Exercise prompt
In the header comment, which function receives the final outcome of the control-socket send?

Source extract
━━━━━━
/**
 * entwurf-v2-send — the 5c-2 control-socket SEND hand (0.11 Stage 0 step 5c-2a).
 * It WIRES real transport IO onto the pure release reducer (5c-1): drive a
 * control-socket send to a FINAL outcome, feed that outcome to `reduceRelease`, and
 * release the held lock EXACTLY ONCE. Every IO seam is an injected dep (the gate
 * fakes it, production wires the real fns), so the send→outcome→release ORDERING is
 * gate-provable without a live socket — the same "pure-before-IO, IO-via-dep"
 * discipline 5b used for the decider.
 *
 * Why a control hand that only EXECUTES, never DECIDES routing: the 5b decider
 * already chose this in-domain control-socket plan AFTER observing the target alive.
━━━━━━
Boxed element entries
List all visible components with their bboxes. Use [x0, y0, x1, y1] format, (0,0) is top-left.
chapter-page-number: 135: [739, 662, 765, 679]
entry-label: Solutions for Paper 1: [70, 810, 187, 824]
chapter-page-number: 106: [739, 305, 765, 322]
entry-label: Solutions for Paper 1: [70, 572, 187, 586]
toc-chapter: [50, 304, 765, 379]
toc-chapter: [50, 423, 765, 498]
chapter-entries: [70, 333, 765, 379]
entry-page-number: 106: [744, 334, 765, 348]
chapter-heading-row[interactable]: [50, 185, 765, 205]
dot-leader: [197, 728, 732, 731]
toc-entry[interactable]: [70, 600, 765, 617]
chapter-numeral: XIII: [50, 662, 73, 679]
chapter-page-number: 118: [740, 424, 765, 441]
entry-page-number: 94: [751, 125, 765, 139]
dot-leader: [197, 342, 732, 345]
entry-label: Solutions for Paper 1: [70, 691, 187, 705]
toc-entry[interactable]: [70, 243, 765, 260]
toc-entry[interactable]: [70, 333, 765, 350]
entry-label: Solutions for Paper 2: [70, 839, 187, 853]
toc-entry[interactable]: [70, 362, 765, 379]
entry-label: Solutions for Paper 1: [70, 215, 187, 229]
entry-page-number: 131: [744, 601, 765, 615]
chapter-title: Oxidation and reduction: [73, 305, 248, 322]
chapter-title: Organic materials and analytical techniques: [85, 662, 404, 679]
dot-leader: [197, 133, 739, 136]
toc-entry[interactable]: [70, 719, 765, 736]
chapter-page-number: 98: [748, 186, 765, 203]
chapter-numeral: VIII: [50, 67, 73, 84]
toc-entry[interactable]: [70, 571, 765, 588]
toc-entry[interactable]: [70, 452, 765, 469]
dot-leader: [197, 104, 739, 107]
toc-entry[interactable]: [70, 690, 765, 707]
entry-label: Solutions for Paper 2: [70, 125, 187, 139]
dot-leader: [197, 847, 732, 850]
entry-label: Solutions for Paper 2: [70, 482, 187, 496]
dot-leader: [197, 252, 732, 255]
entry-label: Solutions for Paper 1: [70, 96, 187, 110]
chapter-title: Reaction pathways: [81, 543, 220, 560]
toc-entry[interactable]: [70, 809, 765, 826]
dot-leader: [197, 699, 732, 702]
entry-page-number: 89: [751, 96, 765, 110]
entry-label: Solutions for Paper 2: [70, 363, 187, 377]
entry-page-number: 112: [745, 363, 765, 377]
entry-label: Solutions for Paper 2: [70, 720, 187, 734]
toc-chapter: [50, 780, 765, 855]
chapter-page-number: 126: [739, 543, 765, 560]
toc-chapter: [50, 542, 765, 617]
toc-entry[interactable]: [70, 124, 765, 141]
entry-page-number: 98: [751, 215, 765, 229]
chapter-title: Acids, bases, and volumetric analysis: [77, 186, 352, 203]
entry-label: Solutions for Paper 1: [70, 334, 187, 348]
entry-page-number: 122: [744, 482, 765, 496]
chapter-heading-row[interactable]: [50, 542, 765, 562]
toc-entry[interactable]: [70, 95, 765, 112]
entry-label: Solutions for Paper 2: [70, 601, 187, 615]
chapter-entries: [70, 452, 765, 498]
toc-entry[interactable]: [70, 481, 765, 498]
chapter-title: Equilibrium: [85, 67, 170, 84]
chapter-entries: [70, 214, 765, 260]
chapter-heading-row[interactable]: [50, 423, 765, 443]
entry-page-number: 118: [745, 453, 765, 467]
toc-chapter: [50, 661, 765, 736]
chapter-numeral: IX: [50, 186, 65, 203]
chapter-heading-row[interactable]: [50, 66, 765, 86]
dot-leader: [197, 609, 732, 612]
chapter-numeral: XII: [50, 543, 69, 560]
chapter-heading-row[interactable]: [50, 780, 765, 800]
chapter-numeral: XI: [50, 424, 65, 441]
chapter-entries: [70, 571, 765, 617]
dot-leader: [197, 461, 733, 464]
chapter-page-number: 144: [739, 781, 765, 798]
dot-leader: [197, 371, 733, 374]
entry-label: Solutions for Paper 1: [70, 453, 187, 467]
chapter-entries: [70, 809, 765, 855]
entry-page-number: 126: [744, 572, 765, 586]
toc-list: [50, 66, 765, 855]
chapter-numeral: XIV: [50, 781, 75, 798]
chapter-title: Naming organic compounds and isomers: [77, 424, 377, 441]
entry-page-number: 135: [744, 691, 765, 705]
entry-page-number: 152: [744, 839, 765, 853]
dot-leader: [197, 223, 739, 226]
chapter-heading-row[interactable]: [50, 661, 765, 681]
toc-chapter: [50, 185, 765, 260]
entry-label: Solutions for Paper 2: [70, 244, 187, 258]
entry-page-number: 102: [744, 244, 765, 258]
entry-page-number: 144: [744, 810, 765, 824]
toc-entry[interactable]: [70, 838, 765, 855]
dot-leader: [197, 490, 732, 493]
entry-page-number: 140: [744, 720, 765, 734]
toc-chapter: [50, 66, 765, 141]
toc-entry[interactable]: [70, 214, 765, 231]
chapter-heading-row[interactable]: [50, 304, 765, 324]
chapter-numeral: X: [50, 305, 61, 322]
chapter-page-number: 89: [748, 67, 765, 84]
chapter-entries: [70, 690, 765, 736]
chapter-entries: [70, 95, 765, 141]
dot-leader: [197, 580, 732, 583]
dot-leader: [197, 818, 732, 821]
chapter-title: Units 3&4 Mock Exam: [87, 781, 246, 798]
━━━━━━
Exercise answer
`reduceRelease`, the pure release reducer from 5c-1.